------ Document text ------

    This idea is about 30 years old but the last time I heard it they wanted to use microwaves from orbiting satellites to beam energy from space to earth.
  • Peter · 2 years ago
    Matt,

    what makes it "renewable"? The power for the laser has to come from somewhere. Unlike green technology that harvests existing energy from the sun; this is squandering energy that could be more efficiently transmitted via wires.

    Even if the laser itself is itself powered by solar panels (sun to rooftop-solar-panel to electricity-to-power-the-laser to laptop-solar-panel to electricity-to-power-the-laptop), that means no more than 1.44% (0.12 x 0.12) of the sun's power actually winds up powering the laptop. That's shameful.

    We should very much care about it being inefficient. If only 12% of the laser's power reaches the laptop, that means 88% is lost. By simply plugging in the laptop, that 88% of energy could be saved and used elsewhere to reduce our energy dependence.
------
Problem 1:
In the comments about beaming power by laser, what did the earlier version of the idea propose to use to send energy from space to earth?
Problem 2:
Continue the comment thread about laser power from where it stops.
------ Record extracts ------
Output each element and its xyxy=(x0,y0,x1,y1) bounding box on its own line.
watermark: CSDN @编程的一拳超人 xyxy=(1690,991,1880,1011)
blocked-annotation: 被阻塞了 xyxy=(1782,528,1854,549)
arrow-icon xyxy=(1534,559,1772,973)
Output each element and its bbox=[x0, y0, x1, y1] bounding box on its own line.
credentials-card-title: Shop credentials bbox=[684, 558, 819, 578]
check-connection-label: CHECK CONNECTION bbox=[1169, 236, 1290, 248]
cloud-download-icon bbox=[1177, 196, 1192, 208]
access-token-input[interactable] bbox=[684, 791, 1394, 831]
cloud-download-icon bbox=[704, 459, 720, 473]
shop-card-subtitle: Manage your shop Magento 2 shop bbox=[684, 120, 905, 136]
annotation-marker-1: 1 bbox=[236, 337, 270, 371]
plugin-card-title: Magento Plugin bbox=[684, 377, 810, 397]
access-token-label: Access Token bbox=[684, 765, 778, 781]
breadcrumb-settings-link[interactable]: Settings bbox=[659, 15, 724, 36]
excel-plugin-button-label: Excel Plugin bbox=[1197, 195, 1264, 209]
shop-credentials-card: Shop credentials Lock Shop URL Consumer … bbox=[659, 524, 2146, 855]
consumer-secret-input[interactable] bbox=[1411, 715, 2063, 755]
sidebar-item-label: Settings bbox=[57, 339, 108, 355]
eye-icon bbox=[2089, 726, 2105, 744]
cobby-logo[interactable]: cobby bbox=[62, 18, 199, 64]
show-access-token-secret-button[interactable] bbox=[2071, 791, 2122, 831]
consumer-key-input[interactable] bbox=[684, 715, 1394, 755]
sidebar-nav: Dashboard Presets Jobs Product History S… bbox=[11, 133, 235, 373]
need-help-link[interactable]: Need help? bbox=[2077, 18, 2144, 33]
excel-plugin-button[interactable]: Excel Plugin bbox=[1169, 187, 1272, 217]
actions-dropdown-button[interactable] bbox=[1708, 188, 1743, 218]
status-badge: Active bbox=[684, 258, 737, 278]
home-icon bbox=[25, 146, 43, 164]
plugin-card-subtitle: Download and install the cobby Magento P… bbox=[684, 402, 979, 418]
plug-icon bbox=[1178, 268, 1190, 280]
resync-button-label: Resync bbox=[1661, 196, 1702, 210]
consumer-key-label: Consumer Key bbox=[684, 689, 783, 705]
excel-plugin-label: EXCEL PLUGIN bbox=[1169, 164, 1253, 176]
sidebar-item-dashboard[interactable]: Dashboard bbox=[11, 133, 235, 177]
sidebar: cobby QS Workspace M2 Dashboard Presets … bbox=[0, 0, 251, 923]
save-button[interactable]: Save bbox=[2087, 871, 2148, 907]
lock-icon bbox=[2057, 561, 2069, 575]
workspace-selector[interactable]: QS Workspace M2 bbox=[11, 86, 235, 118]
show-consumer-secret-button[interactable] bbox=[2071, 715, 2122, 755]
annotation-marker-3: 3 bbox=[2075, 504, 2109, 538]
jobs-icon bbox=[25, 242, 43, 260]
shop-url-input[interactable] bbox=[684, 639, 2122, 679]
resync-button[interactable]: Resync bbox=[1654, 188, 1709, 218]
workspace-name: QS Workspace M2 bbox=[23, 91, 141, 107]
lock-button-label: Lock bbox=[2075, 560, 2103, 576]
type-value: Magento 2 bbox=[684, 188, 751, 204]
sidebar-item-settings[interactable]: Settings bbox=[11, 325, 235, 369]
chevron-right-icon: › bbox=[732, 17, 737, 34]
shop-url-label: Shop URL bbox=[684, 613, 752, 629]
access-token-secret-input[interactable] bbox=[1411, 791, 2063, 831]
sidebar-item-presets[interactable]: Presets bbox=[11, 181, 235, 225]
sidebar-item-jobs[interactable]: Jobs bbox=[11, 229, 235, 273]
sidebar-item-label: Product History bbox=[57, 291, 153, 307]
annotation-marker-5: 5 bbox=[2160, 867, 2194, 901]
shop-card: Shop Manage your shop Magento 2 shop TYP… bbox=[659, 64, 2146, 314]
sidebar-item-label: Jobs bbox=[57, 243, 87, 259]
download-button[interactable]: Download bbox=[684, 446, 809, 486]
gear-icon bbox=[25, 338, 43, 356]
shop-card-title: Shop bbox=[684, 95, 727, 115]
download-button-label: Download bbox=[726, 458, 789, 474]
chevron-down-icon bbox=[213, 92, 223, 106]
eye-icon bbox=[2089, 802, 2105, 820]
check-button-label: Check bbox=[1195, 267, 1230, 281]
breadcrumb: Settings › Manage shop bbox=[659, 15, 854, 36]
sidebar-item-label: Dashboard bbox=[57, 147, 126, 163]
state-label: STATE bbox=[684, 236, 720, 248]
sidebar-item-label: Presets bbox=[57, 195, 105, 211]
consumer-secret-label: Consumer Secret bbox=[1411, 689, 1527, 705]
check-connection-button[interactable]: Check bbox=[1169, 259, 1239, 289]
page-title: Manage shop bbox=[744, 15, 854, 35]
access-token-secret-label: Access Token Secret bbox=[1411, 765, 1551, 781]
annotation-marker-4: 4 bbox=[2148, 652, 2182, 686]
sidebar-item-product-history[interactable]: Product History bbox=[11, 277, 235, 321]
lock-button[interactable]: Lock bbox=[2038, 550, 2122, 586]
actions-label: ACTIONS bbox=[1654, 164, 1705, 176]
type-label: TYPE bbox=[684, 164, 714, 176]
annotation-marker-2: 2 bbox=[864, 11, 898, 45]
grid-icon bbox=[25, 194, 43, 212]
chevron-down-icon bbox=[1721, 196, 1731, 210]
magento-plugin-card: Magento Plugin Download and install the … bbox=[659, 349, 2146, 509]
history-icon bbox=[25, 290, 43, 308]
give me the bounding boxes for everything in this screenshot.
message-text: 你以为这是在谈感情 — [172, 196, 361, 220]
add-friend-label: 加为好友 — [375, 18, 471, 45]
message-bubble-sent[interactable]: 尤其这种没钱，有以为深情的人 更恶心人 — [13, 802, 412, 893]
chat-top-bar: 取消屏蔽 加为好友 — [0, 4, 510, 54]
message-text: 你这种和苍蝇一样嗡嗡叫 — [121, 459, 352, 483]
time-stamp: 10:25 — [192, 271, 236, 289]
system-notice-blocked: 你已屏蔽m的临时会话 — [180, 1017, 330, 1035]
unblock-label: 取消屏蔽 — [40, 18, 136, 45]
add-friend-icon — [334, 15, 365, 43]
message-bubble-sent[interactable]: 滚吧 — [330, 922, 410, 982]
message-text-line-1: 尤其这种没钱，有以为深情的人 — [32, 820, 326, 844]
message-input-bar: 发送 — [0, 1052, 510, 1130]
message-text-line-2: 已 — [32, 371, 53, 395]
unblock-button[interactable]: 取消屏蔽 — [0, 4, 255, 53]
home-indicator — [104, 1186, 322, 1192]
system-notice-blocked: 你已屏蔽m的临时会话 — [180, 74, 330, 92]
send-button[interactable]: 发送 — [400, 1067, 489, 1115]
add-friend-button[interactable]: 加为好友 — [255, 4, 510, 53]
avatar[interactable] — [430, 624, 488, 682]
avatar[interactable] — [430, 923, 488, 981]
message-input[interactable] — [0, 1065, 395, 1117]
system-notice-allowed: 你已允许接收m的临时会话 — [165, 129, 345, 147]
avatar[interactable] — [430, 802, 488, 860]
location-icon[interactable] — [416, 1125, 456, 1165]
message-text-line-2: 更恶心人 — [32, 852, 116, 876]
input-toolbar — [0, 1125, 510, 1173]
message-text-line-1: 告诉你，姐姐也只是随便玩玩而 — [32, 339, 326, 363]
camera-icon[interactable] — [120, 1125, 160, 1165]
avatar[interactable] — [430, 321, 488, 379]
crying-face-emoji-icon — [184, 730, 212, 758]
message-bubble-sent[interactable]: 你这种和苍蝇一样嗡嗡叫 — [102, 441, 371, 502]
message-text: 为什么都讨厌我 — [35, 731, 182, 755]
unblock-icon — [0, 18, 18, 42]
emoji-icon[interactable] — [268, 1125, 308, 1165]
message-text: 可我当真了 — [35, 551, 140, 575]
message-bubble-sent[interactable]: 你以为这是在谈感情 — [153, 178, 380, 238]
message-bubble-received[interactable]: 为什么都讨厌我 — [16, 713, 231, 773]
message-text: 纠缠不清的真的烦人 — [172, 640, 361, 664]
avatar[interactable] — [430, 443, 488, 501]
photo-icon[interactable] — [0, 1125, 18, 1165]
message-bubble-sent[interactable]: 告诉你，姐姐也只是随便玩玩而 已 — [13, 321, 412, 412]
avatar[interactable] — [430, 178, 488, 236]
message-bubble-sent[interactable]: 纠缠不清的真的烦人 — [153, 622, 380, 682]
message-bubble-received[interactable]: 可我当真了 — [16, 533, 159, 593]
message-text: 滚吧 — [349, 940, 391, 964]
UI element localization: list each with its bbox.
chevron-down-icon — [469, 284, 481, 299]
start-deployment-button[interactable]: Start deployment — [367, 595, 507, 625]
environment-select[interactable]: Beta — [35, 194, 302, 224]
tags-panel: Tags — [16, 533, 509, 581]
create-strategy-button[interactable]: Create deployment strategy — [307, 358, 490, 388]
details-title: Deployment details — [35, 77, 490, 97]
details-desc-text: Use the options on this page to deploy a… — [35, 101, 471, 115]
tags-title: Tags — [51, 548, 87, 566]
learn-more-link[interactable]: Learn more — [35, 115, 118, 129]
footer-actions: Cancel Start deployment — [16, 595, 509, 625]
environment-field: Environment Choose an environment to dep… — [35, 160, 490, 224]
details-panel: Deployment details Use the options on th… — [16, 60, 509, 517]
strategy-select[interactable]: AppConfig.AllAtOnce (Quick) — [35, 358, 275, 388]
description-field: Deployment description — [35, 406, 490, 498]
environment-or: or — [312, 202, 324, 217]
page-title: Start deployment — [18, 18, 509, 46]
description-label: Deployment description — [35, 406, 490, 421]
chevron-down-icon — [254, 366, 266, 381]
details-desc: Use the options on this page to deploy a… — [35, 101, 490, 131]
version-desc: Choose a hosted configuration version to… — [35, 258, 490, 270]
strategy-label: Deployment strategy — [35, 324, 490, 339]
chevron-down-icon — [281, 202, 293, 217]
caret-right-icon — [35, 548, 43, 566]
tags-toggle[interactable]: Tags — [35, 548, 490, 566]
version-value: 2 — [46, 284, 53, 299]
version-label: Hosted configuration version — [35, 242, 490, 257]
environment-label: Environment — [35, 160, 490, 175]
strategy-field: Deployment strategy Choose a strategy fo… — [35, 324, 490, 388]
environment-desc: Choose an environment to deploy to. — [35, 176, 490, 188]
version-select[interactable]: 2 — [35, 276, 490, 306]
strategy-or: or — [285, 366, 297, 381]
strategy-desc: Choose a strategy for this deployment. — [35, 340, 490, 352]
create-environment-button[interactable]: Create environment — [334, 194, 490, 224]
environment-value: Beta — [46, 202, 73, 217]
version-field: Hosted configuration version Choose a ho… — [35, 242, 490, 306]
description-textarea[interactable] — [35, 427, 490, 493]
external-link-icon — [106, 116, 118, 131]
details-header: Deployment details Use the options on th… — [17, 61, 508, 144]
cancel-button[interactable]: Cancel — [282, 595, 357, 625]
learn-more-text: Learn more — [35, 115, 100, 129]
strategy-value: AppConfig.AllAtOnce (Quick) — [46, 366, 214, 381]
------
Output 1:
It proposed using microwaves from orbiting satellites.

Output 2:
  • david · 2 years ago
    Peter x10. What is the *beneficial* use case for this cool science project?
  • DV Henkel-Wallace · 2 years ago
    Matt asks, "Well, who cares if it is inefficient, if it is renewable?"

    If that's the beginning and end of your analysis, well, oil and coal are renewable too, on a multi-megayear timescale. Yes, of course that's ridiculous! But so is your "who cares". Consider the most trivial thermodynamics:

    (sorry to harsh on you Matt, I read your blog every day. But please take off the rose-coloured glasses).

    If the solar cell is 12% efficient (according to another poster) that means that 88% of the energy is going somewhere else, i.e. radiating into the air (if you're lucky -- some is reflecting elsewhere, hopefully not into your eye). My PB has a 65-watt adaptor, thus to use this scheme, the solar sell would be reflecting/radiating/otherwise losing 477 watts. And to get the 540 watts (the amount lost and the amount actually used) delivered to the cell, the laser would have to deliver even more power since some would be lost in transmission (hitting dust, water vapour and the like into the air). And all your cameras, computing power for same etc would take power too.

    So that's a hell of a lot less efficient than just delivering electricity via a wall socket even though the dc-dc converters used in most PC power supplies suck.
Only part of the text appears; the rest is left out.